-- Start INFORMATION SHOWN --

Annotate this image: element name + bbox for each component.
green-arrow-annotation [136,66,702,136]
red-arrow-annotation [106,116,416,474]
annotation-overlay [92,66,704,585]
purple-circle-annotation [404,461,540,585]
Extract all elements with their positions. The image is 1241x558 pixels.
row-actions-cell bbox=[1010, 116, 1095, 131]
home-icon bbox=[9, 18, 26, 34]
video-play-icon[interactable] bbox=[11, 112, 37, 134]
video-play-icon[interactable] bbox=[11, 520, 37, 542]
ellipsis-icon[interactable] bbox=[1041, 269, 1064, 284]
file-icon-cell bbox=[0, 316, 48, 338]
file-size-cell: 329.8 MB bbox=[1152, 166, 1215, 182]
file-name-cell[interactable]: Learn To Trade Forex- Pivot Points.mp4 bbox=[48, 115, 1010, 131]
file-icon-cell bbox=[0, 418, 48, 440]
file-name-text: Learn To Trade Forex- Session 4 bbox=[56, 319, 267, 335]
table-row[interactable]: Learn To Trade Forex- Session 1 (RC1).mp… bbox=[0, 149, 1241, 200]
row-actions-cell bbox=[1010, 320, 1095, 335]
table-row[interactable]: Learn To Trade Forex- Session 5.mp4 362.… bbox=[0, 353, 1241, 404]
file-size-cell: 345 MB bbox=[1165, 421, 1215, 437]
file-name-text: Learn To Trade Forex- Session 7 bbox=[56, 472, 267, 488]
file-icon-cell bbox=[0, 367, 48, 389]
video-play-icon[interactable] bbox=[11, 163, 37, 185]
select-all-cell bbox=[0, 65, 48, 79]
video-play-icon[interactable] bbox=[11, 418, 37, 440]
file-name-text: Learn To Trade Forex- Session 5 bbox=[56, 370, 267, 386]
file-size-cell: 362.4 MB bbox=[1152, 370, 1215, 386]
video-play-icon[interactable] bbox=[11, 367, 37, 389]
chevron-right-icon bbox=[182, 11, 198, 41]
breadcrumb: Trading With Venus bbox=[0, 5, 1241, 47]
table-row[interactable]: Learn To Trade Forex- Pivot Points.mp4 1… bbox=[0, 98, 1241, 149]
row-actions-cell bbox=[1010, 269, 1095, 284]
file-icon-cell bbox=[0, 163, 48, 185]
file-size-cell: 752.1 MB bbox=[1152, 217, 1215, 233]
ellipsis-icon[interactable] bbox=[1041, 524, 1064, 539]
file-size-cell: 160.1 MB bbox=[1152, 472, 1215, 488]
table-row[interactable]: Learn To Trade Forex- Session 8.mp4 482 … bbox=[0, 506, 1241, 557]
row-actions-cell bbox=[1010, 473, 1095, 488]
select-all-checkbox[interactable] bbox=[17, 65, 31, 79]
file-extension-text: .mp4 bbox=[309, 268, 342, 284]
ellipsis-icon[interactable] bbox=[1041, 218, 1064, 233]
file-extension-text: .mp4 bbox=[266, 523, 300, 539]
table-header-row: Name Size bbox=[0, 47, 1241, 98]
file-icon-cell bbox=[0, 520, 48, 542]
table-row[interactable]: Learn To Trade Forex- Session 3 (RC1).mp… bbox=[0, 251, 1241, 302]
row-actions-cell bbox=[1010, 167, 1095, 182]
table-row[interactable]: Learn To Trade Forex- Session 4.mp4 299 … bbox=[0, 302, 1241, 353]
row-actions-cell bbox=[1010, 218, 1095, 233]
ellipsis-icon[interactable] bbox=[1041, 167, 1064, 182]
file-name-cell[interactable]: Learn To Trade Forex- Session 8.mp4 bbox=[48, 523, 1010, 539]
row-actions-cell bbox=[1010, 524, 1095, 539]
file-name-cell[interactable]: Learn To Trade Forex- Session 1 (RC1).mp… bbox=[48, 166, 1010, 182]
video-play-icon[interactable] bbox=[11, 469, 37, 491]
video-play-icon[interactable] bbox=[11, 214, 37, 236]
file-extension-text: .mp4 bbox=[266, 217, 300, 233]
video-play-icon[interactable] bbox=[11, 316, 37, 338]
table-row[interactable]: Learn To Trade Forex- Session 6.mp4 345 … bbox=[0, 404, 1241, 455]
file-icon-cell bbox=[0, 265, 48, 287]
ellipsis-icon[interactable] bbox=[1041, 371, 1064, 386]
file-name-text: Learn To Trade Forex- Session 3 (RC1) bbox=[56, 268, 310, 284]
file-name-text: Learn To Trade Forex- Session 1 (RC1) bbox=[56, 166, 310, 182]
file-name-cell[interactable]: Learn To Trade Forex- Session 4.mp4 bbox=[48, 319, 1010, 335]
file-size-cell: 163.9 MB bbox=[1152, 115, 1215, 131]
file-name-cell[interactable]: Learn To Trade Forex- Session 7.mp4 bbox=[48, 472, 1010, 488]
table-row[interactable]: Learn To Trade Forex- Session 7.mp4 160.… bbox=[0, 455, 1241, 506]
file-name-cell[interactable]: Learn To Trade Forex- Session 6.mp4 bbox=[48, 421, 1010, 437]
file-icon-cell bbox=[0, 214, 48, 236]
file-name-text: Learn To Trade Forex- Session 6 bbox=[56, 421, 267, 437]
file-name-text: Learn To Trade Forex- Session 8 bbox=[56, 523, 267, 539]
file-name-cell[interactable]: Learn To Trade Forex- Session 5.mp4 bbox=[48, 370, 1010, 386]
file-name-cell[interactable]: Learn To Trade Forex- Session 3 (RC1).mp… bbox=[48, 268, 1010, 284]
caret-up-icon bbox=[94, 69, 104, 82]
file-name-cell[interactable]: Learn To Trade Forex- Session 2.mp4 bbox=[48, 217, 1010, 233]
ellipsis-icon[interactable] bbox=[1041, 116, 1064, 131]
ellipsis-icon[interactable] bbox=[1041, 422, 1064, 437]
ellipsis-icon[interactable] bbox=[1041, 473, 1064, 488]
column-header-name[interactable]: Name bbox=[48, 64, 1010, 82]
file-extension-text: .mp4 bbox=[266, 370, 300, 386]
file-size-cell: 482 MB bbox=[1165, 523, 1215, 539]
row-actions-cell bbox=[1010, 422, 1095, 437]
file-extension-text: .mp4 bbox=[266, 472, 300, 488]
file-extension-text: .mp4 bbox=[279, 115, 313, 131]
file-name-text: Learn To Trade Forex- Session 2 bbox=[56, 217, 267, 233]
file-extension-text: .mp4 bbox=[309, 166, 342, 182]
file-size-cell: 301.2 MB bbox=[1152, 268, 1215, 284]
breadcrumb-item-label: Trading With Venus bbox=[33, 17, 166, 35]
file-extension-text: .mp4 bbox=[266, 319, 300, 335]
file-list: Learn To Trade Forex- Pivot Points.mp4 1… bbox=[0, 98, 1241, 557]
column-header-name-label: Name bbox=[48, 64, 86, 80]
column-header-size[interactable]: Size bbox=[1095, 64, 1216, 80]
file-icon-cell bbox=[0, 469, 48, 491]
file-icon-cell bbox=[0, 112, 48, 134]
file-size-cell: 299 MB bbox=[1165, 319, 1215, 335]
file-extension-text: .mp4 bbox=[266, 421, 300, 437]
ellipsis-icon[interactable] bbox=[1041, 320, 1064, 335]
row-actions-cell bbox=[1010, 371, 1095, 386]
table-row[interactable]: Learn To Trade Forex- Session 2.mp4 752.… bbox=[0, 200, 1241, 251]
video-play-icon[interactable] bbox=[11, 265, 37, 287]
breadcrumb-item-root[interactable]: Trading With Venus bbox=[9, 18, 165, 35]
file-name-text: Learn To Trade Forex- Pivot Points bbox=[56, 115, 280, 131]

-- End INFORMATION SHOWN --

## [REQUIRED TASK]
Please convert every line of the records above into a numbered list, leaving out any blank lines.

## [RIGHT ANSWER]
1. Annotate this image: element name + bbox for each component.
2. green-arrow-annotation [136,66,702,136]
3. red-arrow-annotation [106,116,416,474]
4. annotation-overlay [92,66,704,585]
5. purple-circle-annotation [404,461,540,585]
6. Extract all elements with their positions. The image is 1241x558 pixels.
7. row-actions-cell bbox=[1010, 116, 1095, 131]
8. home-icon bbox=[9, 18, 26, 34]
9. video-play-icon[interactable] bbox=[11, 112, 37, 134]
10. video-play-icon[interactable] bbox=[11, 520, 37, 542]
11. ellipsis-icon[interactable] bbox=[1041, 269, 1064, 284]
12. file-icon-cell bbox=[0, 316, 48, 338]
13. file-size-cell: 329.8 MB bbox=[1152, 166, 1215, 182]
14. file-name-cell[interactable]: Learn To Trade Forex- Pivot Points.mp4 bbox=[48, 115, 1010, 131]
15. file-icon-cell bbox=[0, 418, 48, 440]
16. file-name-text: Learn To Trade Forex- Session 4 bbox=[56, 319, 267, 335]
17. table-row[interactable]: Learn To Trade Forex- Session 1 (RC1).mp… bbox=[0, 149, 1241, 200]
18. row-actions-cell bbox=[1010, 320, 1095, 335]
19. table-row[interactable]: Learn To Trade Forex- Session 5.mp4 362.… bbox=[0, 353, 1241, 404]
20. file-size-cell: 345 MB bbox=[1165, 421, 1215, 437]
21. file-name-text: Learn To Trade Forex- Session 7 bbox=[56, 472, 267, 488]
22. file-icon-cell bbox=[0, 367, 48, 389]
23. video-play-icon[interactable] bbox=[11, 163, 37, 185]
24. select-all-cell bbox=[0, 65, 48, 79]
25. video-play-icon[interactable] bbox=[11, 418, 37, 440]
26. file-name-text: Learn To Trade Forex- Session 5 bbox=[56, 370, 267, 386]
27. file-size-cell: 362.4 MB bbox=[1152, 370, 1215, 386]
28. video-play-icon[interactable] bbox=[11, 367, 37, 389]
29. chevron-right-icon bbox=[182, 11, 198, 41]
30. breadcrumb: Trading With Venus bbox=[0, 5, 1241, 47]
31. table-row[interactable]: Learn To Trade Forex- Pivot Points.mp4 1… bbox=[0, 98, 1241, 149]
32. row-actions-cell bbox=[1010, 269, 1095, 284]
33. file-icon-cell bbox=[0, 163, 48, 185]
34. file-size-cell: 752.1 MB bbox=[1152, 217, 1215, 233]
35. ellipsis-icon[interactable] bbox=[1041, 524, 1064, 539]
36. file-size-cell: 160.1 MB bbox=[1152, 472, 1215, 488]
37. table-row[interactable]: Learn To Trade Forex- Session 8.mp4 482 … bbox=[0, 506, 1241, 557]
38. row-actions-cell bbox=[1010, 473, 1095, 488]
39. select-all-checkbox[interactable] bbox=[17, 65, 31, 79]
40. file-extension-text: .mp4 bbox=[309, 268, 342, 284]
41. ellipsis-icon[interactable] bbox=[1041, 218, 1064, 233]
42. file-extension-text: .mp4 bbox=[266, 523, 300, 539]
43. table-header-row: Name Size bbox=[0, 47, 1241, 98]
44. file-icon-cell bbox=[0, 520, 48, 542]
45. table-row[interactable]: Learn To Trade Forex- Session 3 (RC1).mp… bbox=[0, 251, 1241, 302]
46. row-actions-cell bbox=[1010, 167, 1095, 182]
47. table-row[interactable]: Learn To Trade Forex- Session 4.mp4 299 … bbox=[0, 302, 1241, 353]
48. row-actions-cell bbox=[1010, 218, 1095, 233]
49. ellipsis-icon[interactable] bbox=[1041, 167, 1064, 182]
50. file-name-cell[interactable]: Learn To Trade Forex- Session 8.mp4 bbox=[48, 523, 1010, 539]
51. row-actions-cell bbox=[1010, 524, 1095, 539]
52. file-name-cell[interactable]: Learn To Trade Forex- Session 1 (RC1).mp… bbox=[48, 166, 1010, 182]
53. video-play-icon[interactable] bbox=[11, 469, 37, 491]
54. video-play-icon[interactable] bbox=[11, 214, 37, 236]
55. file-extension-text: .mp4 bbox=[266, 217, 300, 233]
56. video-play-icon[interactable] bbox=[11, 316, 37, 338]
57. table-row[interactable]: Learn To Trade Forex- Session 6.mp4 345 … bbox=[0, 404, 1241, 455]
58. file-icon-cell bbox=[0, 265, 48, 287]
59. ellipsis-icon[interactable] bbox=[1041, 371, 1064, 386]
60. file-name-text: Learn To Trade Forex- Session 3 (RC1) bbox=[56, 268, 310, 284]
61. file-name-text: Learn To Trade Forex- Session 1 (RC1) bbox=[56, 166, 310, 182]
62. file-name-cell[interactable]: Learn To Trade Forex- Session 4.mp4 bbox=[48, 319, 1010, 335]
63. file-size-cell: 163.9 MB bbox=[1152, 115, 1215, 131]
64. file-name-cell[interactable]: Learn To Trade Forex- Session 7.mp4 bbox=[48, 472, 1010, 488]
65. table-row[interactable]: Learn To Trade Forex- Session 7.mp4 160.… bbox=[0, 455, 1241, 506]
66. file-name-cell[interactable]: Learn To Trade Forex- Session 6.mp4 bbox=[48, 421, 1010, 437]
67. file-icon-cell bbox=[0, 214, 48, 236]
68. file-name-text: Learn To Trade Forex- Session 6 bbox=[56, 421, 267, 437]
69. file-name-text: Learn To Trade Forex- Session 8 bbox=[56, 523, 267, 539]
70. file-name-cell[interactable]: Learn To Trade Forex- Session 5.mp4 bbox=[48, 370, 1010, 386]
71. file-name-cell[interactable]: Learn To Trade Forex- Session 3 (RC1).mp… bbox=[48, 268, 1010, 284]
72. caret-up-icon bbox=[94, 69, 104, 82]
73. file-name-cell[interactable]: Learn To Trade Forex- Session 2.mp4 bbox=[48, 217, 1010, 233]
74. ellipsis-icon[interactable] bbox=[1041, 116, 1064, 131]
75. ellipsis-icon[interactable] bbox=[1041, 422, 1064, 437]
76. ellipsis-icon[interactable] bbox=[1041, 473, 1064, 488]
77. column-header-name[interactable]: Name bbox=[48, 64, 1010, 82]
78. file-extension-text: .mp4 bbox=[266, 370, 300, 386]
79. file-size-cell: 482 MB bbox=[1165, 523, 1215, 539]
80. row-actions-cell bbox=[1010, 422, 1095, 437]
81. file-extension-text: .mp4 bbox=[266, 472, 300, 488]
82. file-extension-text: .mp4 bbox=[279, 115, 313, 131]
83. file-name-text: Learn To Trade Forex- Session 2 bbox=[56, 217, 267, 233]
84. file-extension-text: .mp4 bbox=[309, 166, 342, 182]
85. file-size-cell: 301.2 MB bbox=[1152, 268, 1215, 284]
86. breadcrumb-item-label: Trading With Venus bbox=[33, 17, 166, 35]
87. file-extension-text: .mp4 bbox=[266, 319, 300, 335]
88. file-list: Learn To Trade Forex- Pivot Points.mp4 1… bbox=[0, 98, 1241, 557]
89. column-header-name-label: Name bbox=[48, 64, 86, 80]
90. column-header-size[interactable]: Size bbox=[1095, 64, 1216, 80]
91. file-icon-cell bbox=[0, 469, 48, 491]
92. file-icon-cell bbox=[0, 112, 48, 134]
93. file-size-cell: 299 MB bbox=[1165, 319, 1215, 335]
94. file-extension-text: .mp4 bbox=[266, 421, 300, 437]
95. ellipsis-icon[interactable] bbox=[1041, 320, 1064, 335]
96. row-actions-cell bbox=[1010, 371, 1095, 386]
97. table-row[interactable]: Learn To Trade Forex- Session 2.mp4 752.… bbox=[0, 200, 1241, 251]
98. video-play-icon[interactable] bbox=[11, 265, 37, 287]
99. breadcrumb-item-root[interactable]: Trading With Venus bbox=[9, 18, 165, 35]
100. file-name-text: Learn To Trade Forex- Pivot Points bbox=[56, 115, 280, 131]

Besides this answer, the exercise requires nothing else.